--- SUPPLIED INFORMATION ---
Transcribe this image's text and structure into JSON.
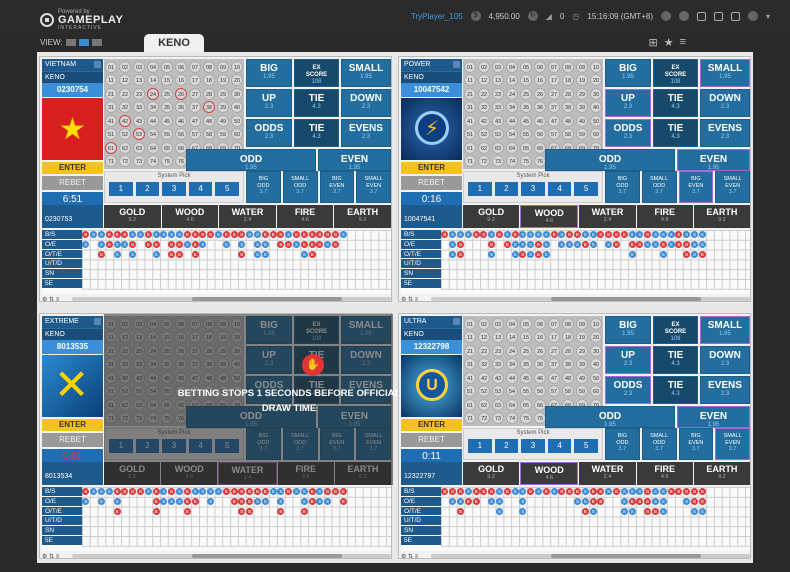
{
  "header": {
    "powered": "Powered by",
    "brand": "GAMEPLAY",
    "brand_sub": "INTERACTIVE",
    "user": "TryPlayer_105",
    "balance": "4,950.00",
    "bell_count": "0",
    "time": "15:16:09 (GMT+8)",
    "view_label": "VIEW:",
    "tab": "KENO"
  },
  "labels": {
    "enter": "ENTER",
    "rebet": "REBET",
    "system_pick": "System Pick",
    "picks": [
      "1",
      "2",
      "3",
      "4",
      "5"
    ],
    "bets": {
      "big": "BIG",
      "small": "SMALL",
      "ex": "EX SCORE",
      "up": "UP",
      "tie": "TIE",
      "down": "DOWN",
      "odds": "ODDS",
      "evens": "EVENS",
      "odd": "ODD",
      "even": "EVEN"
    },
    "odds": {
      "big": "1.95",
      "small": "1.95",
      "ex": "108",
      "up": "2.3",
      "tie": "4.3",
      "down": "2.3",
      "odds": "2.3",
      "evens": "2.3",
      "odd": "1.95",
      "even": "1.95"
    },
    "comb": [
      {
        "a": "BIG",
        "b": "ODD",
        "o": "3.7"
      },
      {
        "a": "SMALL",
        "b": "ODD",
        "o": "3.7"
      },
      {
        "a": "BIG",
        "b": "EVEN",
        "o": "3.7"
      },
      {
        "a": "SMALL",
        "b": "EVEN",
        "o": "3.7"
      }
    ],
    "elements": [
      {
        "n": "GOLD",
        "o": "9.2"
      },
      {
        "n": "WOOD",
        "o": "4.6"
      },
      {
        "n": "WATER",
        "o": "2.4"
      },
      {
        "n": "FIRE",
        "o": "4.6"
      },
      {
        "n": "EARTH",
        "o": "9.2"
      }
    ],
    "roads": [
      "B/S",
      "O/E",
      "O/T/E",
      "U/T/D",
      "SN",
      "5E"
    ],
    "overlay": "BETTING STOPS 1 SECONDS BEFORE OFFICIAL DRAW TIME"
  },
  "panels": [
    {
      "name": "VIETNAM",
      "game": "KENO",
      "draw": "0230754",
      "timer": "6:51",
      "prev": "0230753"
    },
    {
      "name": "POWER",
      "game": "KENO",
      "draw": "10047542",
      "timer": "0:16",
      "prev": "10047541"
    },
    {
      "name": "EXTREME",
      "game": "KENO",
      "draw": "8013535",
      "timer": "0:01",
      "prev": "8013534"
    },
    {
      "name": "ULTRA",
      "game": "KENO",
      "draw": "12322798",
      "timer": "0:11",
      "prev": "12322797"
    }
  ],
  "colors": {
    "accent": "#1f6db2",
    "enter": "#f3c21f",
    "big": "#d63a3a",
    "small": "#3a8ad6"
  }
}
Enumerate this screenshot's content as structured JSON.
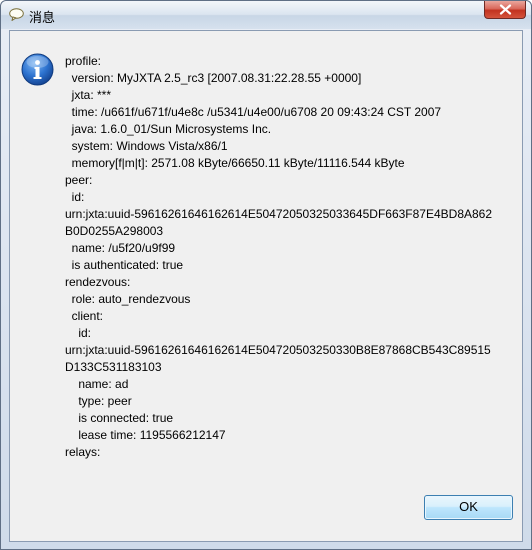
{
  "window": {
    "title": "消息",
    "close_label": "Close"
  },
  "dialog": {
    "icon": "info-icon",
    "lines": [
      "profile:",
      "  version: MyJXTA 2.5_rc3 [2007.08.31:22.28.55 +0000]",
      "  jxta: ***",
      "  time: /u661f/u671f/u4e8c /u5341/u4e00/u6708 20 09:43:24 CST 2007",
      "  java: 1.6.0_01/Sun Microsystems Inc.",
      "  system: Windows Vista/x86/1",
      "  memory[f|m|t]: 2571.08 kByte/66650.11 kByte/11116.544 kByte",
      "peer:",
      "  id:",
      "urn:jxta:uuid-59616261646162614E50472050325033645DF663F87E4BD8A862",
      "B0D0255A298003",
      "  name: /u5f20/u9f99",
      "  is authenticated: true",
      "rendezvous:",
      "  role: auto_rendezvous",
      "  client:",
      "    id:",
      "urn:jxta:uuid-59616261646162614E504720503250330B8E87868CB543C89515",
      "D133C531183103",
      "    name: ad",
      "    type: peer",
      "    is connected: true",
      "    lease time: 1195566212147",
      "relays:"
    ],
    "ok_label": "OK"
  },
  "colors": {
    "titlebar": "#dbe5f0",
    "client_bg": "#f0f0f0",
    "close_red": "#c2321f",
    "info_blue": "#1f5fb8"
  }
}
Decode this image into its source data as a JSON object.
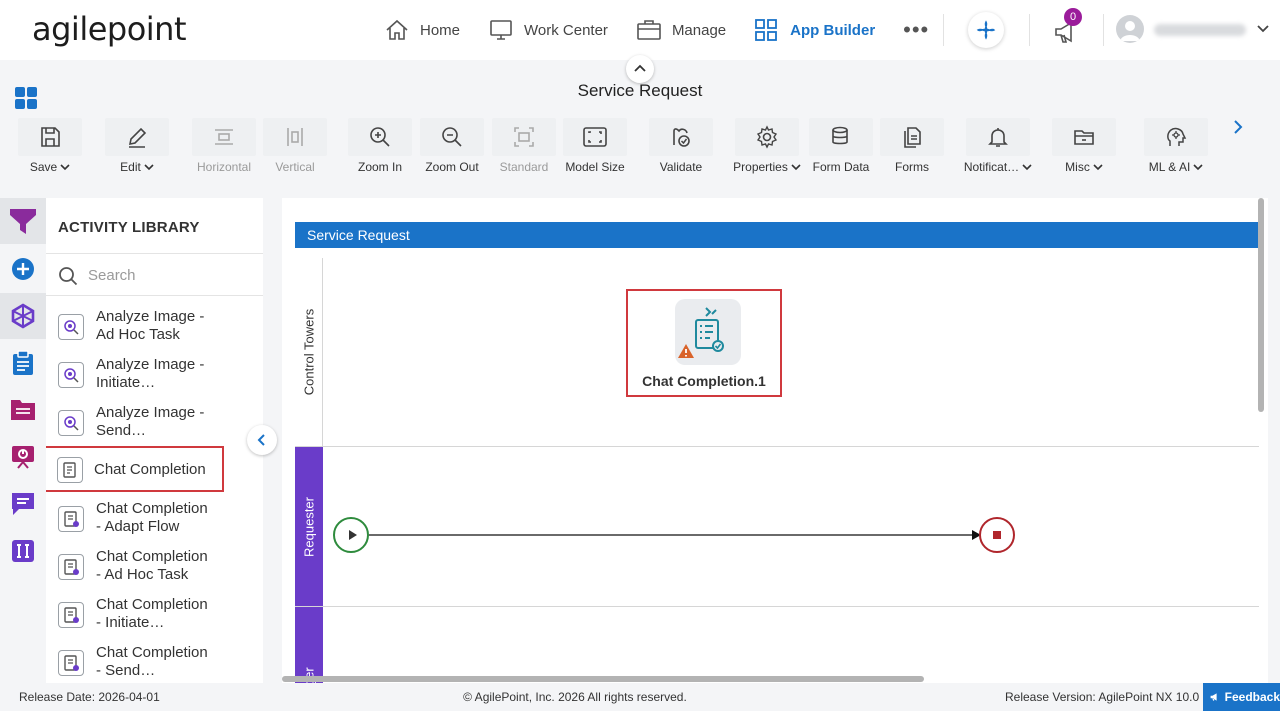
{
  "brand": {
    "logo_text": "agilepoint"
  },
  "nav": {
    "items": [
      {
        "label": "Home",
        "icon": "home-icon"
      },
      {
        "label": "Work Center",
        "icon": "monitor-icon"
      },
      {
        "label": "Manage",
        "icon": "briefcase-icon"
      },
      {
        "label": "App Builder",
        "icon": "grid-icon",
        "active": true
      }
    ],
    "more": "•••",
    "notifications_count": "0"
  },
  "page": {
    "title": "Service Request"
  },
  "toolbar": {
    "save": "Save",
    "edit": "Edit",
    "horizontal": "Horizontal",
    "vertical": "Vertical",
    "zoom_in": "Zoom In",
    "zoom_out": "Zoom Out",
    "standard": "Standard",
    "model_size": "Model Size",
    "validate": "Validate",
    "properties": "Properties",
    "form_data": "Form Data",
    "forms": "Forms",
    "notifications": "Notificat…",
    "misc": "Misc",
    "ml_ai": "ML & AI"
  },
  "library": {
    "title": "ACTIVITY LIBRARY",
    "search_placeholder": "Search",
    "items": [
      {
        "line1": "Analyze Image -",
        "line2": "Ad Hoc Task"
      },
      {
        "line1": "Analyze Image -",
        "line2": "Initiate…"
      },
      {
        "line1": "Analyze Image -",
        "line2": "Send…"
      },
      {
        "line1": "Chat Completion",
        "line2": ""
      },
      {
        "line1": "Chat Completion",
        "line2": "- Adapt Flow"
      },
      {
        "line1": "Chat Completion",
        "line2": "- Ad Hoc Task"
      },
      {
        "line1": "Chat Completion",
        "line2": "- Initiate…"
      },
      {
        "line1": "Chat Completion",
        "line2": "- Send…"
      }
    ]
  },
  "canvas": {
    "pool_title": "Service Request",
    "lanes": [
      "Control Towers",
      "Requester",
      "anager"
    ],
    "activity_label": "Chat Completion.1"
  },
  "colors": {
    "accent": "#1a73c8",
    "highlight": "#d0393e",
    "requester_lane": "#6a3cc9",
    "start": "#2e8b3d",
    "end": "#b0262c"
  },
  "footer": {
    "release_date": "Release Date: 2026-04-01",
    "copyright": "© AgilePoint, Inc. 2026 All rights reserved.",
    "version": "Release Version: AgilePoint NX 10.0",
    "feedback": "Feedback"
  }
}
---
#### [INSTRUCTIONS FOR THE TASK]
Working from the lines above, reproduce the material exactly and exclude its pictures.

#### [CORRECT ANSWER]
Transcribe this image's text and structure into JSON.
{
  "header": {
    "powered": "Powered by",
    "brand": "GAMEPLAY",
    "brand_sub": "INTERACTIVE",
    "user": "TryPlayer_105",
    "balance": "4,950.00",
    "bell_count": "0",
    "time": "15:16:09 (GMT+8)",
    "view_label": "VIEW:",
    "tab": "KENO"
  },
  "labels": {
    "enter": "ENTER",
    "rebet": "REBET",
    "system_pick": "System Pick",
    "picks": [
      "1",
      "2",
      "3",
      "4",
      "5"
    ],
    "bets": {
      "big": "BIG",
      "small": "SMALL",
      "ex": "EX SCORE",
      "up": "UP",
      "tie": "TIE",
      "down": "DOWN",
      "odds": "ODDS",
      "evens": "EVENS",
      "odd": "ODD",
      "even": "EVEN"
    },
    "odds": {
      "big": "1.95",
      "small": "1.95",
      "ex": "108",
      "up": "2.3",
      "tie": "4.3",
      "down": "2.3",
      "odds": "2.3",
      "evens": "2.3",
      "odd": "1.95",
      "even": "1.95"
    },
    "comb": [
      {
        "a": "BIG",
        "b": "ODD",
        "o": "3.7"
      },
      {
        "a": "SMALL",
        "b": "ODD",
        "o": "3.7"
      },
      {
        "a": "BIG",
        "b": "EVEN",
        "o": "3.7"
      },
      {
        "a": "SMALL",
        "b": "EVEN",
        "o": "3.7"
      }
    ],
    "elements": [
      {
        "n": "GOLD",
        "o": "9.2"
      },
      {
        "n": "WOOD",
        "o": "4.6"
      },
      {
        "n": "WATER",
        "o": "2.4"
      },
      {
        "n": "FIRE",
        "o": "4.6"
      },
      {
        "n": "EARTH",
        "o": "9.2"
      }
    ],
    "roads": [
      "B/S",
      "O/E",
      "O/T/E",
      "U/T/D",
      "SN",
      "5E"
    ],
    "overlay": "BETTING STOPS 1 SECONDS BEFORE OFFICIAL DRAW TIME"
  },
  "panels": [
    {
      "name": "VIETNAM",
      "game": "KENO",
      "draw": "0230754",
      "timer": "6:51",
      "prev": "0230753"
    },
    {
      "name": "POWER",
      "game": "KENO",
      "draw": "10047542",
      "timer": "0:16",
      "prev": "10047541"
    },
    {
      "name": "EXTREME",
      "game": "KENO",
      "draw": "8013535",
      "timer": "0:01",
      "prev": "8013534"
    },
    {
      "name": "ULTRA",
      "game": "KENO",
      "draw": "12322798",
      "timer": "0:11",
      "prev": "12322797"
    }
  ],
  "colors": {
    "accent": "#1f6db2",
    "enter": "#f3c21f",
    "big": "#d63a3a",
    "small": "#3a8ad6"
  }
}
Enumerate this screenshot's content as structured JSON.
{
  "window": {
    "title": "消息",
    "close_label": "Close"
  },
  "dialog": {
    "icon": "info-icon",
    "lines": [
      "profile:",
      "  version: MyJXTA 2.5_rc3 [2007.08.31:22.28.55 +0000]",
      "  jxta: ***",
      "  time: /u661f/u671f/u4e8c /u5341/u4e00/u6708 20 09:43:24 CST 2007",
      "  java: 1.6.0_01/Sun Microsystems Inc.",
      "  system: Windows Vista/x86/1",
      "  memory[f|m|t]: 2571.08 kByte/66650.11 kByte/11116.544 kByte",
      "peer:",
      "  id:",
      "urn:jxta:uuid-59616261646162614E50472050325033645DF663F87E4BD8A862",
      "B0D0255A298003",
      "  name: /u5f20/u9f99",
      "  is authenticated: true",
      "rendezvous:",
      "  role: auto_rendezvous",
      "  client:",
      "    id:",
      "urn:jxta:uuid-59616261646162614E504720503250330B8E87868CB543C89515",
      "D133C531183103",
      "    name: ad",
      "    type: peer",
      "    is connected: true",
      "    lease time: 1195566212147",
      "relays:"
    ],
    "ok_label": "OK"
  },
  "colors": {
    "titlebar": "#dbe5f0",
    "client_bg": "#f0f0f0",
    "close_red": "#c2321f",
    "info_blue": "#1f5fb8"
  }
}
Decode this image into its source data as a JSON object.
{
  "brand": {
    "logo_text": "agilepoint"
  },
  "nav": {
    "items": [
      {
        "label": "Home",
        "icon": "home-icon"
      },
      {
        "label": "Work Center",
        "icon": "monitor-icon"
      },
      {
        "label": "Manage",
        "icon": "briefcase-icon"
      },
      {
        "label": "App Builder",
        "icon": "grid-icon",
        "active": true
      }
    ],
    "more": "•••",
    "notifications_count": "0"
  },
  "page": {
    "title": "Service Request"
  },
  "toolbar": {
    "save": "Save",
    "edit": "Edit",
    "horizontal": "Horizontal",
    "vertical": "Vertical",
    "zoom_in": "Zoom In",
    "zoom_out": "Zoom Out",
    "standard": "Standard",
    "model_size": "Model Size",
    "validate": "Validate",
    "properties": "Properties",
    "form_data": "Form Data",
    "forms": "Forms",
    "notifications": "Notificat…",
    "misc": "Misc",
    "ml_ai": "ML & AI"
  },
  "library": {
    "title": "ACTIVITY LIBRARY",
    "search_placeholder": "Search",
    "items": [
      {
        "line1": "Analyze Image -",
        "line2": "Ad Hoc Task"
      },
      {
        "line1": "Analyze Image -",
        "line2": "Initiate…"
      },
      {
        "line1": "Analyze Image -",
        "line2": "Send…"
      },
      {
        "line1": "Chat Completion",
        "line2": ""
      },
      {
        "line1": "Chat Completion",
        "line2": "- Adapt Flow"
      },
      {
        "line1": "Chat Completion",
        "line2": "- Ad Hoc Task"
      },
      {
        "line1": "Chat Completion",
        "line2": "- Initiate…"
      },
      {
        "line1": "Chat Completion",
        "line2": "- Send…"
      }
    ]
  },
  "canvas": {
    "pool_title": "Service Request",
    "lanes": [
      "Control Towers",
      "Requester",
      "anager"
    ],
    "activity_label": "Chat Completion.1"
  },
  "colors": {
    "accent": "#1a73c8",
    "highlight": "#d0393e",
    "requester_lane": "#6a3cc9",
    "start": "#2e8b3d",
    "end": "#b0262c"
  },
  "footer": {
    "release_date": "Release Date: 2026-04-01",
    "copyright": "© AgilePoint, Inc. 2026 All rights reserved.",
    "version": "Release Version: AgilePoint NX 10.0",
    "feedback": "Feedback"
  }
}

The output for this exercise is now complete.